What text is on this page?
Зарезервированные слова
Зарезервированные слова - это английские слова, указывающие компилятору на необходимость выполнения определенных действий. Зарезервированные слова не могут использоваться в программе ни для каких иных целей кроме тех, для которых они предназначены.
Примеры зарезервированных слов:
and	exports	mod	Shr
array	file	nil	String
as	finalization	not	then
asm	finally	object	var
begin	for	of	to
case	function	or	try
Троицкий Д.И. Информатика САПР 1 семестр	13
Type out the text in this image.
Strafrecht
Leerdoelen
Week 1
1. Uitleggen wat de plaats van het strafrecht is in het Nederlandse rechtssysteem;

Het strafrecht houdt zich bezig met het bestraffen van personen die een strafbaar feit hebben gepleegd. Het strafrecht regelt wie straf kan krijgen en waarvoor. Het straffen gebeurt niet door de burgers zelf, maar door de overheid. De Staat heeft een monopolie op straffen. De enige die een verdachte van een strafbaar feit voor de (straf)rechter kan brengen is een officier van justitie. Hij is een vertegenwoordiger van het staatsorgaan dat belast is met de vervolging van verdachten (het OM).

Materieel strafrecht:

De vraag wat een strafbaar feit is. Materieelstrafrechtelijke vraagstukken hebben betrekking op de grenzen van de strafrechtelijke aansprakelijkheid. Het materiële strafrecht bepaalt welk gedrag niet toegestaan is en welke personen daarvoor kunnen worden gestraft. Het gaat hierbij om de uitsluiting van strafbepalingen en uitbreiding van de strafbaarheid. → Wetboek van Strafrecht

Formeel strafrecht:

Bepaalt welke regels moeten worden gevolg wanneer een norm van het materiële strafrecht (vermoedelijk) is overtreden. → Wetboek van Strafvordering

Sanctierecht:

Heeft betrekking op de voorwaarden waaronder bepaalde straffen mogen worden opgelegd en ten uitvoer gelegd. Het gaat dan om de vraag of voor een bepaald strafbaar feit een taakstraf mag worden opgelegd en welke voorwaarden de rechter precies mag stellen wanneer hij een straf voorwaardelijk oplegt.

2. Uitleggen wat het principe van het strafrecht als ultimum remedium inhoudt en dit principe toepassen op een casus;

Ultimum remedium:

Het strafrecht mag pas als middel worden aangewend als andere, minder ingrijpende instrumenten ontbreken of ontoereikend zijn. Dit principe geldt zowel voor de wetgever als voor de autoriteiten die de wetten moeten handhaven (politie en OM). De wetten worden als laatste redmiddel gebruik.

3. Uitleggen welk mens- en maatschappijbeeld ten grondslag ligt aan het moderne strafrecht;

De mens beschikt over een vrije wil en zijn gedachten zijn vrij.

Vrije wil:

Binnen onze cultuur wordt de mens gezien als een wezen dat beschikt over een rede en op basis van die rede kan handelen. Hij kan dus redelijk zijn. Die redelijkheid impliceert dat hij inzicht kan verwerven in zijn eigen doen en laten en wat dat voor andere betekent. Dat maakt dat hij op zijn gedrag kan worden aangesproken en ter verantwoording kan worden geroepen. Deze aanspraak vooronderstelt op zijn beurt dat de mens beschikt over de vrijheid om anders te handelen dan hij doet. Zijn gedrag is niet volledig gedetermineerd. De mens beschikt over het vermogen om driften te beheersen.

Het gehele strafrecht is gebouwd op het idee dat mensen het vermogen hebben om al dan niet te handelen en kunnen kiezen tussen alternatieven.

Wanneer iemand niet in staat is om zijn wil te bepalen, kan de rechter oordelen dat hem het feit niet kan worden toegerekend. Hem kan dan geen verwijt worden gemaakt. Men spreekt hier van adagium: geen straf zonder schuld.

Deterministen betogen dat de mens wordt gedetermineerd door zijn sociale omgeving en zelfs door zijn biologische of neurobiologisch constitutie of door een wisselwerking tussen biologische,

= = =

• REQUIRED WORK
Output the data above exactly, please, line for line.

• FINAL RESULT
What text is on this page?
Зарезервированные слова
Зарезервированные слова - это английские слова, указывающие компилятору на необходимость выполнения определенных действий. Зарезервированные слова не могут использоваться в программе ни для каких иных целей кроме тех, для которых они предназначены.
Примеры зарезервированных слов:
and	exports	mod	Shr
array	file	nil	String
as	finalization	not	then
asm	finally	object	var
begin	for	of	to
case	function	or	try
Троицкий Д.И. Информатика САПР 1 семестр	13
Type out the text in this image.
Strafrecht
Leerdoelen
Week 1
1. Uitleggen wat de plaats van het strafrecht is in het Nederlandse rechtssysteem;

Het strafrecht houdt zich bezig met het bestraffen van personen die een strafbaar feit hebben gepleegd. Het strafrecht regelt wie straf kan krijgen en waarvoor. Het straffen gebeurt niet door de burgers zelf, maar door de overheid. De Staat heeft een monopolie op straffen. De enige die een verdachte van een strafbaar feit voor de (straf)rechter kan brengen is een officier van justitie. Hij is een vertegenwoordiger van het staatsorgaan dat belast is met de vervolging van verdachten (het OM).

Materieel strafrecht:

De vraag wat een strafbaar feit is. Materieelstrafrechtelijke vraagstukken hebben betrekking op de grenzen van de strafrechtelijke aansprakelijkheid. Het materiële strafrecht bepaalt welk gedrag niet toegestaan is en welke personen daarvoor kunnen worden gestraft. Het gaat hierbij om de uitsluiting van strafbepalingen en uitbreiding van de strafbaarheid. → Wetboek van Strafrecht

Formeel strafrecht:

Bepaalt welke regels moeten worden gevolg wanneer een norm van het materiële strafrecht (vermoedelijk) is overtreden. → Wetboek van Strafvordering

Sanctierecht:

Heeft betrekking op de voorwaarden waaronder bepaalde straffen mogen worden opgelegd en ten uitvoer gelegd. Het gaat dan om de vraag of voor een bepaald strafbaar feit een taakstraf mag worden opgelegd en welke voorwaarden de rechter precies mag stellen wanneer hij een straf voorwaardelijk oplegt.

2. Uitleggen wat het principe van het strafrecht als ultimum remedium inhoudt en dit principe toepassen op een casus;

Ultimum remedium:

Het strafrecht mag pas als middel worden aangewend als andere, minder ingrijpende instrumenten ontbreken of ontoereikend zijn. Dit principe geldt zowel voor de wetgever als voor de autoriteiten die de wetten moeten handhaven (politie en OM). De wetten worden als laatste redmiddel gebruik.

3. Uitleggen welk mens- en maatschappijbeeld ten grondslag ligt aan het moderne strafrecht;

De mens beschikt over een vrije wil en zijn gedachten zijn vrij.

Vrije wil:

Binnen onze cultuur wordt de mens gezien als een wezen dat beschikt over een rede en op basis van die rede kan handelen. Hij kan dus redelijk zijn. Die redelijkheid impliceert dat hij inzicht kan verwerven in zijn eigen doen en laten en wat dat voor andere betekent. Dat maakt dat hij op zijn gedrag kan worden aangesproken en ter verantwoording kan worden geroepen. Deze aanspraak vooronderstelt op zijn beurt dat de mens beschikt over de vrijheid om anders te handelen dan hij doet. Zijn gedrag is niet volledig gedetermineerd. De mens beschikt over het vermogen om driften te beheersen.

Het gehele strafrecht is gebouwd op het idee dat mensen het vermogen hebben om al dan niet te handelen en kunnen kiezen tussen alternatieven.

Wanneer iemand niet in staat is om zijn wil te bepalen, kan de rechter oordelen dat hem het feit niet kan worden toegerekend. Hem kan dan geen verwijt worden gemaakt. Men spreekt hier van adagium: geen straf zonder schuld.

Deterministen betogen dat de mens wordt gedetermineerd door zijn sociale omgeving en zelfs door zijn biologische of neurobiologisch constitutie of door een wisselwerking tussen biologische,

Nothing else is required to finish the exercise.